Problem requirements:
Lines that hold the string "Wasserstein" are to be counted; give only their number.
--- Begin Entries supplied ---
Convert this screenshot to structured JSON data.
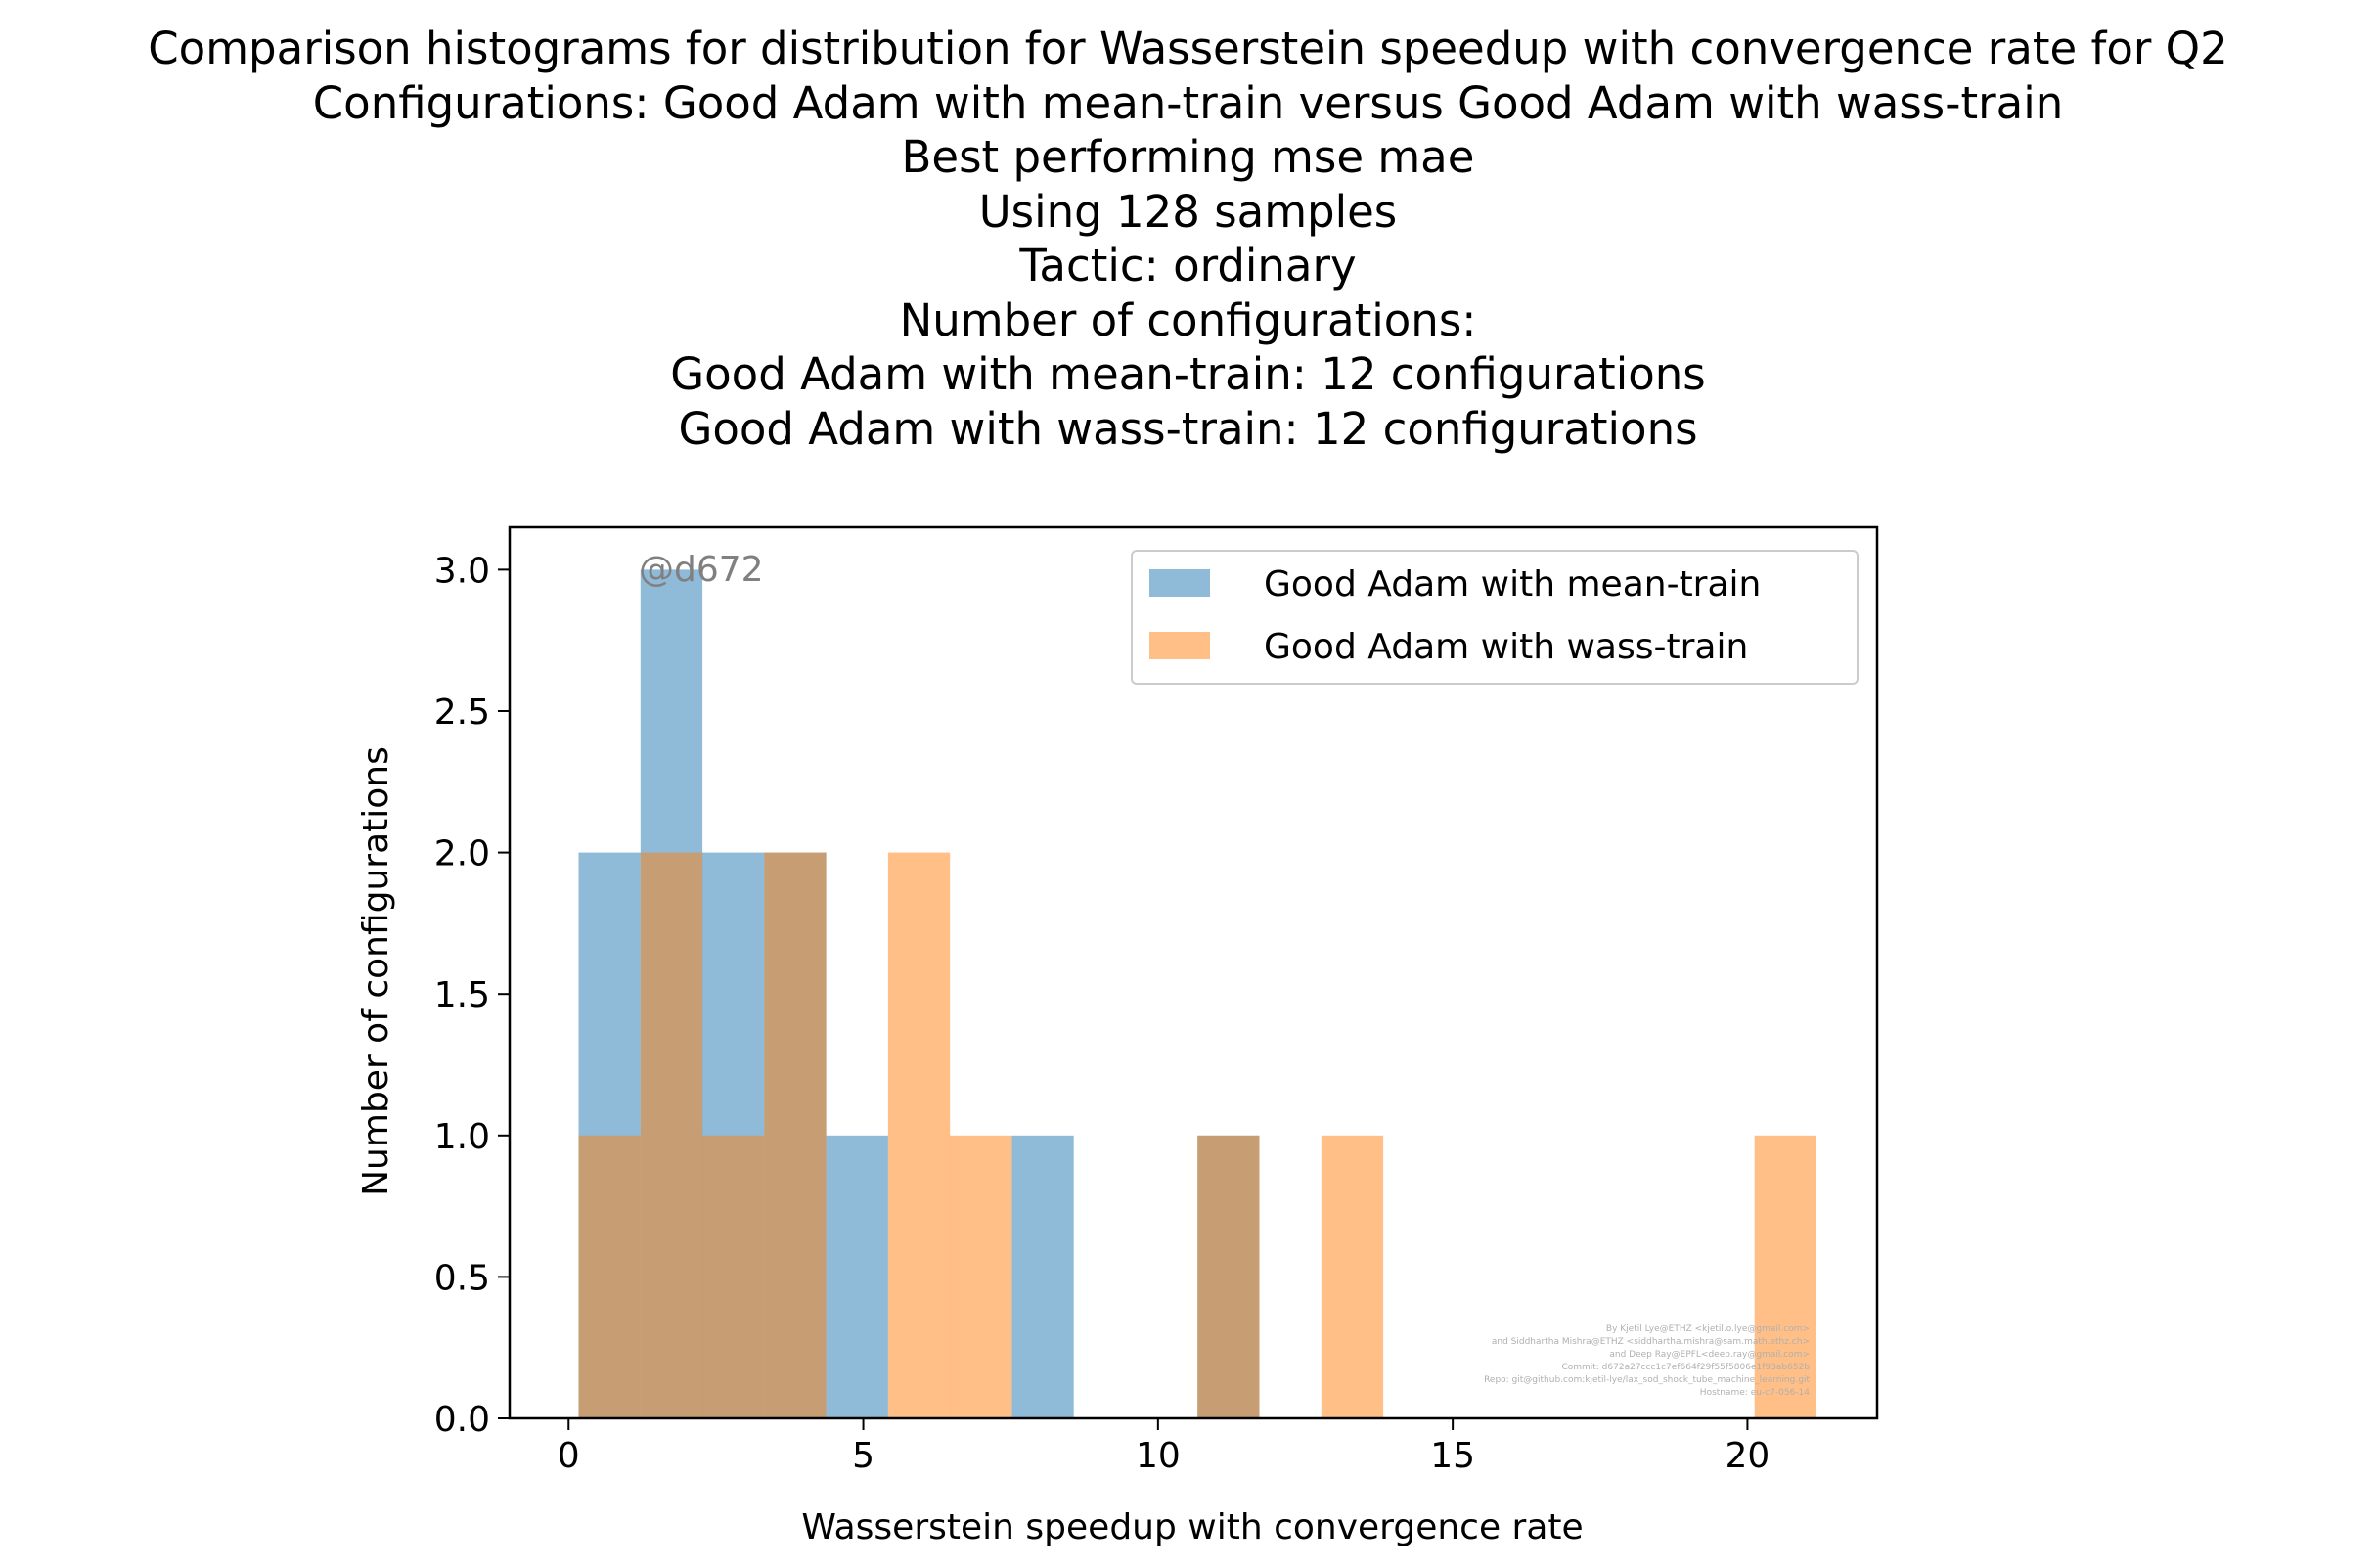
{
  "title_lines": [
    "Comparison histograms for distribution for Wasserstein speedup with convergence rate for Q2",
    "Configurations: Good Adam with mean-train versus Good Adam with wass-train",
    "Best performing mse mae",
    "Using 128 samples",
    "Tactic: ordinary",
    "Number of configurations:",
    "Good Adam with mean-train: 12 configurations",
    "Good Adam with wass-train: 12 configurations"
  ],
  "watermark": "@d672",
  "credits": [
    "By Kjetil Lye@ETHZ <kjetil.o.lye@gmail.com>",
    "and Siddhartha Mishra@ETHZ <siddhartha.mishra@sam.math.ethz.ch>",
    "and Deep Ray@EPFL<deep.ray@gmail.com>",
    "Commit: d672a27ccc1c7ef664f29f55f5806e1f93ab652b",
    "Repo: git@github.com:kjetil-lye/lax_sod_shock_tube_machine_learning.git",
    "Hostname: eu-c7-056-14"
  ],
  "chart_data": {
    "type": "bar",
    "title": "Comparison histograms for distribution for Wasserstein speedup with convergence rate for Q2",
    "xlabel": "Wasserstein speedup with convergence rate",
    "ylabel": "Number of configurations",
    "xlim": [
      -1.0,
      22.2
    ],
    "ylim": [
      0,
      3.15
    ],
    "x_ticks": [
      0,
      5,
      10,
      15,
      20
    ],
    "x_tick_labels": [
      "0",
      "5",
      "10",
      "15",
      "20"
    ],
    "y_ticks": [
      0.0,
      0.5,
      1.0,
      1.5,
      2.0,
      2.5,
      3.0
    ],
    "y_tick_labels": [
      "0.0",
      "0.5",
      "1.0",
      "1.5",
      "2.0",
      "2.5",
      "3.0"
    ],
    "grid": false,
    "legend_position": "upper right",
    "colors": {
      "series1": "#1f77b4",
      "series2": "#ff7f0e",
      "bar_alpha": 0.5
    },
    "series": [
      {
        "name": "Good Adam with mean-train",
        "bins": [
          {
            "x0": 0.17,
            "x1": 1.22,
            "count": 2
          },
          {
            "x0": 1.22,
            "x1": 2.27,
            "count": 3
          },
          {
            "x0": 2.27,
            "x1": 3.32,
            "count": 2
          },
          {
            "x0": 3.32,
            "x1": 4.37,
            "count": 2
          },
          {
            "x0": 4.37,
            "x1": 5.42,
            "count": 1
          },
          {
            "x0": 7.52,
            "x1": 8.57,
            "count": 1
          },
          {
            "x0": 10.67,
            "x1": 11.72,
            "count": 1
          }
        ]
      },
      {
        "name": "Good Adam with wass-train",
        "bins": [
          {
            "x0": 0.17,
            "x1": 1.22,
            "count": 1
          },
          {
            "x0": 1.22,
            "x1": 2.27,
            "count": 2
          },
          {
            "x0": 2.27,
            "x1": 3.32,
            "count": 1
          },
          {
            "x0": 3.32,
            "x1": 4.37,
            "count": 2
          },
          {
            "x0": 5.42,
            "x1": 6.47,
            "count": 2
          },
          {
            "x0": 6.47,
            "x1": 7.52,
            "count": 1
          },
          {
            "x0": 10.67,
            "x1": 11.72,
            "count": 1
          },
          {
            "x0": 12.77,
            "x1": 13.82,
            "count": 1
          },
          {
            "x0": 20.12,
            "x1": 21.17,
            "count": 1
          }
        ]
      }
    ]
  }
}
--- End Entries supplied ---
Reply to the exercise:
3